- WORK INSTRUCTIONS -
Which lines below hold the word "misurata"? Report each one.

(Figure record listings)
----
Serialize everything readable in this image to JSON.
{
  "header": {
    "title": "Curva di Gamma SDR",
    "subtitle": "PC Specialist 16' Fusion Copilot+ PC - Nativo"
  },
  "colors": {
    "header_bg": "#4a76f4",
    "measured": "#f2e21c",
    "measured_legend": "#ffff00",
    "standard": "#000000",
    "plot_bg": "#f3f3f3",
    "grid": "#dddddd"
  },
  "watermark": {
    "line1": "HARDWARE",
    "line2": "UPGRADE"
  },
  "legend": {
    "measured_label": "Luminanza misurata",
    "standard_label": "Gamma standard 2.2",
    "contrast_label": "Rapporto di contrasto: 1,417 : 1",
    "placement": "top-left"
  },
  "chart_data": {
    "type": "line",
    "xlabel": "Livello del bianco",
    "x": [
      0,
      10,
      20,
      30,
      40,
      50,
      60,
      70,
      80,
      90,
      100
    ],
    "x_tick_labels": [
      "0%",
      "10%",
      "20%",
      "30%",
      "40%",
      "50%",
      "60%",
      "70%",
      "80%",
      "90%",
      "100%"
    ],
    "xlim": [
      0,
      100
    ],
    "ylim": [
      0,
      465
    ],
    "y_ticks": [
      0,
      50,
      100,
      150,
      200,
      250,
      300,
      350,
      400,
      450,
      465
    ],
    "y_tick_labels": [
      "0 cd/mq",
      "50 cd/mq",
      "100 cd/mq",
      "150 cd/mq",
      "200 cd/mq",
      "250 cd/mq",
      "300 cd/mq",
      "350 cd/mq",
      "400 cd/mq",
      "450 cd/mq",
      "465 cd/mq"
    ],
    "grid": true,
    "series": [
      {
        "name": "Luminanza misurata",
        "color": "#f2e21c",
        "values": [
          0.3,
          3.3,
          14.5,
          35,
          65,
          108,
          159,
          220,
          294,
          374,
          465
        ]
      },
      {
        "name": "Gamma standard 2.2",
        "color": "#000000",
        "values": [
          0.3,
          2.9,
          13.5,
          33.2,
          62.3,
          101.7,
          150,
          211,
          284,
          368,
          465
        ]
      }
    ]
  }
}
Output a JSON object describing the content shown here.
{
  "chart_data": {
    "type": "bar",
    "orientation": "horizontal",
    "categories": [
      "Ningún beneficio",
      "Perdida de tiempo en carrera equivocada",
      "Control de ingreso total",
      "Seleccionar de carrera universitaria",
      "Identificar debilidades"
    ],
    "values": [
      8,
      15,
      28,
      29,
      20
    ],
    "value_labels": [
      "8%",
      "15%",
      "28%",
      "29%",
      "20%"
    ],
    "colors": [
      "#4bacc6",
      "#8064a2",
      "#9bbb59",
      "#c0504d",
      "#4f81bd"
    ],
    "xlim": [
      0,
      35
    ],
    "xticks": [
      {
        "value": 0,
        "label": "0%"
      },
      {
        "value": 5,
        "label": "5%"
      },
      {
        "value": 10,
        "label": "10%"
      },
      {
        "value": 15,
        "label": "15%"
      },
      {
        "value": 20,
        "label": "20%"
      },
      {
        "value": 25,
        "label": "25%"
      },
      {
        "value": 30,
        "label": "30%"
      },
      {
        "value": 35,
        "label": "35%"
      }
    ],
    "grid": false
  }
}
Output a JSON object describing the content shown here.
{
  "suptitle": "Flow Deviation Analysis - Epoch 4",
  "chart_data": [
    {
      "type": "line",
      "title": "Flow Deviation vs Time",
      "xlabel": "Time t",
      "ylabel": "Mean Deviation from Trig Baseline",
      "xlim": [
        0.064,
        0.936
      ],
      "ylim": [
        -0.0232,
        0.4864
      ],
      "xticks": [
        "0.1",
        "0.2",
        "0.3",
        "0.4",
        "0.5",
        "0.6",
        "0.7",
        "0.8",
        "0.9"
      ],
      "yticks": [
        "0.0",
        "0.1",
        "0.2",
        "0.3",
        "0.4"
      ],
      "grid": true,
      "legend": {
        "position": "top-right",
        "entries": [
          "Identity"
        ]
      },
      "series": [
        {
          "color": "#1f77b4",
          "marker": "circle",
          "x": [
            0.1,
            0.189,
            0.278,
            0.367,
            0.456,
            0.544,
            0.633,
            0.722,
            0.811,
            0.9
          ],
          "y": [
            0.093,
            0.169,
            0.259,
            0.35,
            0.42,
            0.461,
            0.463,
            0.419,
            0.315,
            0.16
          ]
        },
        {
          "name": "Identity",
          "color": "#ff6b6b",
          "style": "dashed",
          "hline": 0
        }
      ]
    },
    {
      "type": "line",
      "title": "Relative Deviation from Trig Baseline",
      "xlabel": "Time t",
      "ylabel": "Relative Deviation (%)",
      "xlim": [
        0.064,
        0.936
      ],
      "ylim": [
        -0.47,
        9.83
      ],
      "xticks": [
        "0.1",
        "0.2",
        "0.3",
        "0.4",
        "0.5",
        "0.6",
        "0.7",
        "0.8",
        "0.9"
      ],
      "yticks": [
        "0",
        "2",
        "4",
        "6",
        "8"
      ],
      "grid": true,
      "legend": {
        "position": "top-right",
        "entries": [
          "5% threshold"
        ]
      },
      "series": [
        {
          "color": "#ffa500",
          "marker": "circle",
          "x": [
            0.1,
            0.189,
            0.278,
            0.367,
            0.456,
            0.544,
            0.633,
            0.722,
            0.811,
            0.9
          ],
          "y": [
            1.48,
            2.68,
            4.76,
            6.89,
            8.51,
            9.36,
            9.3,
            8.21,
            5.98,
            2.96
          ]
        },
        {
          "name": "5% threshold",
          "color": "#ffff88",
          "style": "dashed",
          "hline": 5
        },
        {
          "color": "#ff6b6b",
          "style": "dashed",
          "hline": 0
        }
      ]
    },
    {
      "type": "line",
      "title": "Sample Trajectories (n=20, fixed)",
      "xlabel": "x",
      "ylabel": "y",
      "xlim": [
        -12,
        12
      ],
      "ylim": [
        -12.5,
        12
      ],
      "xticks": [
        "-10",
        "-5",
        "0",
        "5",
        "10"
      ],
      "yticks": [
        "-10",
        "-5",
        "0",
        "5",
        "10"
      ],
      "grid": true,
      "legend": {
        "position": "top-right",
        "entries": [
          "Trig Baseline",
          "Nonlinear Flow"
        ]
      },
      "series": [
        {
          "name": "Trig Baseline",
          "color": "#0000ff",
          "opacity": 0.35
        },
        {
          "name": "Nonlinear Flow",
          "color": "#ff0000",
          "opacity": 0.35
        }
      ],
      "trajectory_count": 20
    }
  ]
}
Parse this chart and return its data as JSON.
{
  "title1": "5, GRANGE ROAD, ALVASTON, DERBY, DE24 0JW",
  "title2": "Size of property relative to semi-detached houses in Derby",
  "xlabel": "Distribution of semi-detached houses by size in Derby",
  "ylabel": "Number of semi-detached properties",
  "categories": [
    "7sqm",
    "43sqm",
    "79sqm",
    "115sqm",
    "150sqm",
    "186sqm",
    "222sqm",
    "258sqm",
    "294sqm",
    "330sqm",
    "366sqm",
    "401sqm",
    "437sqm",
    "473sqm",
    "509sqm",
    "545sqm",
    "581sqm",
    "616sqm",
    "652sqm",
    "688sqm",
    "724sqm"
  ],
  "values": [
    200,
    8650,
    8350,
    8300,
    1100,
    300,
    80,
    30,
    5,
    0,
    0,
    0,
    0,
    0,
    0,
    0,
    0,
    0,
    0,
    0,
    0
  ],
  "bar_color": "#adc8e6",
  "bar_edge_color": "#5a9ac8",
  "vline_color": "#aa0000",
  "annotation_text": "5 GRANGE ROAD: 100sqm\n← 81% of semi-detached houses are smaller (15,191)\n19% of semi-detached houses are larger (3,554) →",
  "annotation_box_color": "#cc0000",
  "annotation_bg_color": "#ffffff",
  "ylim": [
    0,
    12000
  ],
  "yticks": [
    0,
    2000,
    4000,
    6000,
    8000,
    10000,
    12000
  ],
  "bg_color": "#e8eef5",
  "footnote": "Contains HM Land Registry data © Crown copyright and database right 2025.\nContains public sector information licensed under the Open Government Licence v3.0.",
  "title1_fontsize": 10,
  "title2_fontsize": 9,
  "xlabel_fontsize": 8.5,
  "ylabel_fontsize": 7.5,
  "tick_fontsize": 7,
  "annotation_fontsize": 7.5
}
----
- COMPLETE OUTPUT -
    "measured_label": "Luminanza misurata",
        "name": "Luminanza misurata",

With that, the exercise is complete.